▶ [Challenge]: Render every entry exactly as it appears.

▶ [Information shown]:
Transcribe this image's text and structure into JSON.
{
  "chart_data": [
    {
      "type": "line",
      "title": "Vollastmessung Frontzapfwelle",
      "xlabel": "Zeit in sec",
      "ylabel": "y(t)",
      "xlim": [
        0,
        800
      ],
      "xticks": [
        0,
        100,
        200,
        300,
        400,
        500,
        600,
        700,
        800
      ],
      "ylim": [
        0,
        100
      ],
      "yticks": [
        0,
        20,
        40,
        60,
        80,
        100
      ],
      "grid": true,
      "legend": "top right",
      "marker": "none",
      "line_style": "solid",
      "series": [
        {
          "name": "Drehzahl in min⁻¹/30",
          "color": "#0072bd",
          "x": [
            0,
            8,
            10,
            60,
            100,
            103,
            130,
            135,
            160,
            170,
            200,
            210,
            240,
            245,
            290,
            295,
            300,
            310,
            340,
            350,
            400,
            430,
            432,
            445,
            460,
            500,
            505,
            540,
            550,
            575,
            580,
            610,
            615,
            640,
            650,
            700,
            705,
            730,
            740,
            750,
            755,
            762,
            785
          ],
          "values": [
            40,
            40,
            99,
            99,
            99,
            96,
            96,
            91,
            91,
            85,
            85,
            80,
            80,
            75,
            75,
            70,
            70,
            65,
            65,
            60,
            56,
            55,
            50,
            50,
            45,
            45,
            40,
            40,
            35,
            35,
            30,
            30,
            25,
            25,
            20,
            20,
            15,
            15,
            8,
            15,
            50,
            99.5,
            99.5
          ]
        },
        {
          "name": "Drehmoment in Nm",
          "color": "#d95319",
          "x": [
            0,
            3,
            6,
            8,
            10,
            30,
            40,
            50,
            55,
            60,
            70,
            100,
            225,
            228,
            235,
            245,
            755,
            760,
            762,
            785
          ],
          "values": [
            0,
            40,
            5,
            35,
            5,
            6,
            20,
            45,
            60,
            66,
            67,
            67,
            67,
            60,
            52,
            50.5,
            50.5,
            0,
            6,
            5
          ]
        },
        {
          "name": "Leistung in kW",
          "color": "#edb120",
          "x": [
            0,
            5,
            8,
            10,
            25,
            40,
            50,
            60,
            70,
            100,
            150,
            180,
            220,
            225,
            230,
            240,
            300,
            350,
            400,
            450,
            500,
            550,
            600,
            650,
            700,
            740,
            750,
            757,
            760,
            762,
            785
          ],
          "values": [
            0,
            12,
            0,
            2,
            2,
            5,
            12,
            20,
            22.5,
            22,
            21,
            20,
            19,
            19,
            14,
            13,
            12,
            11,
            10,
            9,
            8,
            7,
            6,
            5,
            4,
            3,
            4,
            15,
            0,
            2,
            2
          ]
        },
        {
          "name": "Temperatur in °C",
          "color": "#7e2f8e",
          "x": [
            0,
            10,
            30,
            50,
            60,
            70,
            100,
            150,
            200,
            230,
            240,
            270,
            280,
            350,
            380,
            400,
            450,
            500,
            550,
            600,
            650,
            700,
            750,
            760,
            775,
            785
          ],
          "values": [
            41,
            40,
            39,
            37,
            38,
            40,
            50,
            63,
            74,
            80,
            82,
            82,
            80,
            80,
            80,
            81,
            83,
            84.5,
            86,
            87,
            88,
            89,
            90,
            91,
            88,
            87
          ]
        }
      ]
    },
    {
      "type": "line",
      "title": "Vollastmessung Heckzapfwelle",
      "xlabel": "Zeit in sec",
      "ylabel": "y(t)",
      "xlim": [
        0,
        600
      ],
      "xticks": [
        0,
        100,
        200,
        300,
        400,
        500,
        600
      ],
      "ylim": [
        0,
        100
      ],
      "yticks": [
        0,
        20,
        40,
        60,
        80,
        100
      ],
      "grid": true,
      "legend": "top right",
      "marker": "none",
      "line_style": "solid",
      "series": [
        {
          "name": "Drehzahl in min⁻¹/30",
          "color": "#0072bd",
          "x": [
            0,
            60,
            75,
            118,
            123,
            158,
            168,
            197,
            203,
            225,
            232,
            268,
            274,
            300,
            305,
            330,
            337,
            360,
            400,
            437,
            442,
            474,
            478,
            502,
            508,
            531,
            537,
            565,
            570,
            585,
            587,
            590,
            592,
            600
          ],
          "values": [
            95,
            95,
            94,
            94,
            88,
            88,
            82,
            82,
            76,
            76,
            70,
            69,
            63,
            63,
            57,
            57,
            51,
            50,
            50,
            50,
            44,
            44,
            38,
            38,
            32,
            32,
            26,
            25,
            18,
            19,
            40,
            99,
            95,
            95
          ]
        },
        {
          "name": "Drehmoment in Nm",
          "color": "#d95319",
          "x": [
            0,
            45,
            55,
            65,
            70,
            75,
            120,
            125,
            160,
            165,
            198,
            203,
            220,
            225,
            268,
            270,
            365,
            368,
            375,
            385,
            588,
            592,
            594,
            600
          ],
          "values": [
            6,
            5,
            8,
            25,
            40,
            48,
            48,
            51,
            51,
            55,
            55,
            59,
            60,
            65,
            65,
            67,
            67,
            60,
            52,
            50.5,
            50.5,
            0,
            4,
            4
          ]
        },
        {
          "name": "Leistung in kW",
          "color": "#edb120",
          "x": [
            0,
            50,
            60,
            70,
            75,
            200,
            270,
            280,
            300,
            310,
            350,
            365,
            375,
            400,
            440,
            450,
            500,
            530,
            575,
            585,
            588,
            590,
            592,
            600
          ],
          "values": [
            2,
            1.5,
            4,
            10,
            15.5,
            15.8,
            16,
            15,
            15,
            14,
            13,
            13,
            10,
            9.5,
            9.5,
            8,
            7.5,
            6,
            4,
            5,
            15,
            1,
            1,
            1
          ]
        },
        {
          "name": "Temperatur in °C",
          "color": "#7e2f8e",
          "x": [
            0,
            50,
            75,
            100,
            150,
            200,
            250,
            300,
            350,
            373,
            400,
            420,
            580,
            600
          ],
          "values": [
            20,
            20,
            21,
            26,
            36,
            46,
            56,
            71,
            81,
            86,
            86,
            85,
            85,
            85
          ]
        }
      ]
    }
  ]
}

▶ [Output for this task]:
Transcribe this image's text and structure into JSON.
{
  "chart_data": [
    {
      "type": "line",
      "title": "Vollastmessung Frontzapfwelle",
      "xlabel": "Zeit in sec",
      "ylabel": "y(t)",
      "xlim": [
        0,
        800
      ],
      "xticks": [
        0,
        100,
        200,
        300,
        400,
        500,
        600,
        700,
        800
      ],
      "ylim": [
        0,
        100
      ],
      "yticks": [
        0,
        20,
        40,
        60,
        80,
        100
      ],
      "grid": true,
      "legend": "top right",
      "marker": "none",
      "line_style": "solid",
      "series": [
        {
          "name": "Drehzahl in min⁻¹/30",
          "color": "#0072bd",
          "x": [
            0,
            8,
            10,
            60,
            100,
            103,
            130,
            135,
            160,
            170,
            200,
            210,
            240,
            245,
            290,
            295,
            300,
            310,
            340,
            350,
            400,
            430,
            432,
            445,
            460,
            500,
            505,
            540,
            550,
            575,
            580,
            610,
            615,
            640,
            650,
            700,
            705,
            730,
            740,
            750,
            755,
            762,
            785
          ],
          "values": [
            40,
            40,
            99,
            99,
            99,
            96,
            96,
            91,
            91,
            85,
            85,
            80,
            80,
            75,
            75,
            70,
            70,
            65,
            65,
            60,
            56,
            55,
            50,
            50,
            45,
            45,
            40,
            40,
            35,
            35,
            30,
            30,
            25,
            25,
            20,
            20,
            15,
            15,
            8,
            15,
            50,
            99.5,
            99.5
          ]
        },
        {
          "name": "Drehmoment in Nm",
          "color": "#d95319",
          "x": [
            0,
            3,
            6,
            8,
            10,
            30,
            40,
            50,
            55,
            60,
            70,
            100,
            225,
            228,
            235,
            245,
            755,
            760,
            762,
            785
          ],
          "values": [
            0,
            40,
            5,
            35,
            5,
            6,
            20,
            45,
            60,
            66,
            67,
            67,
            67,
            60,
            52,
            50.5,
            50.5,
            0,
            6,
            5
          ]
        },
        {
          "name": "Leistung in kW",
          "color": "#edb120",
          "x": [
            0,
            5,
            8,
            10,
            25,
            40,
            50,
            60,
            70,
            100,
            150,
            180,
            220,
            225,
            230,
            240,
            300,
            350,
            400,
            450,
            500,
            550,
            600,
            650,
            700,
            740,
            750,
            757,
            760,
            762,
            785
          ],
          "values": [
            0,
            12,
            0,
            2,
            2,
            5,
            12,
            20,
            22.5,
            22,
            21,
            20,
            19,
            19,
            14,
            13,
            12,
            11,
            10,
            9,
            8,
            7,
            6,
            5,
            4,
            3,
            4,
            15,
            0,
            2,
            2
          ]
        },
        {
          "name": "Temperatur in °C",
          "color": "#7e2f8e",
          "x": [
            0,
            10,
            30,
            50,
            60,
            70,
            100,
            150,
            200,
            230,
            240,
            270,
            280,
            350,
            380,
            400,
            450,
            500,
            550,
            600,
            650,
            700,
            750,
            760,
            775,
            785
          ],
          "values": [
            41,
            40,
            39,
            37,
            38,
            40,
            50,
            63,
            74,
            80,
            82,
            82,
            80,
            80,
            80,
            81,
            83,
            84.5,
            86,
            87,
            88,
            89,
            90,
            91,
            88,
            87
          ]
        }
      ]
    },
    {
      "type": "line",
      "title": "Vollastmessung Heckzapfwelle",
      "xlabel": "Zeit in sec",
      "ylabel": "y(t)",
      "xlim": [
        0,
        600
      ],
      "xticks": [
        0,
        100,
        200,
        300,
        400,
        500,
        600
      ],
      "ylim": [
        0,
        100
      ],
      "yticks": [
        0,
        20,
        40,
        60,
        80,
        100
      ],
      "grid": true,
      "legend": "top right",
      "marker": "none",
      "line_style": "solid",
      "series": [
        {
          "name": "Drehzahl in min⁻¹/30",
          "color": "#0072bd",
          "x": [
            0,
            60,
            75,
            118,
            123,
            158,
            168,
            197,
            203,
            225,
            232,
            268,
            274,
            300,
            305,
            330,
            337,
            360,
            400,
            437,
            442,
            474,
            478,
            502,
            508,
            531,
            537,
            565,
            570,
            585,
            587,
            590,
            592,
            600
          ],
          "values": [
            95,
            95,
            94,
            94,
            88,
            88,
            82,
            82,
            76,
            76,
            70,
            69,
            63,
            63,
            57,
            57,
            51,
            50,
            50,
            50,
            44,
            44,
            38,
            38,
            32,
            32,
            26,
            25,
            18,
            19,
            40,
            99,
            95,
            95
          ]
        },
        {
          "name": "Drehmoment in Nm",
          "color": "#d95319",
          "x": [
            0,
            45,
            55,
            65,
            70,
            75,
            120,
            125,
            160,
            165,
            198,
            203,
            220,
            225,
            268,
            270,
            365,
            368,
            375,
            385,
            588,
            592,
            594,
            600
          ],
          "values": [
            6,
            5,
            8,
            25,
            40,
            48,
            48,
            51,
            51,
            55,
            55,
            59,
            60,
            65,
            65,
            67,
            67,
            60,
            52,
            50.5,
            50.5,
            0,
            4,
            4
          ]
        },
        {
          "name": "Leistung in kW",
          "color": "#edb120",
          "x": [
            0,
            50,
            60,
            70,
            75,
            200,
            270,
            280,
            300,
            310,
            350,
            365,
            375,
            400,
            440,
            450,
            500,
            530,
            575,
            585,
            588,
            590,
            592,
            600
          ],
          "values": [
            2,
            1.5,
            4,
            10,
            15.5,
            15.8,
            16,
            15,
            15,
            14,
            13,
            13,
            10,
            9.5,
            9.5,
            8,
            7.5,
            6,
            4,
            5,
            15,
            1,
            1,
            1
          ]
        },
        {
          "name": "Temperatur in °C",
          "color": "#7e2f8e",
          "x": [
            0,
            50,
            75,
            100,
            150,
            200,
            250,
            300,
            350,
            373,
            400,
            420,
            580,
            600
          ],
          "values": [
            20,
            20,
            21,
            26,
            36,
            46,
            56,
            71,
            81,
            86,
            86,
            85,
            85,
            85
          ]
        }
      ]
    }
  ]
}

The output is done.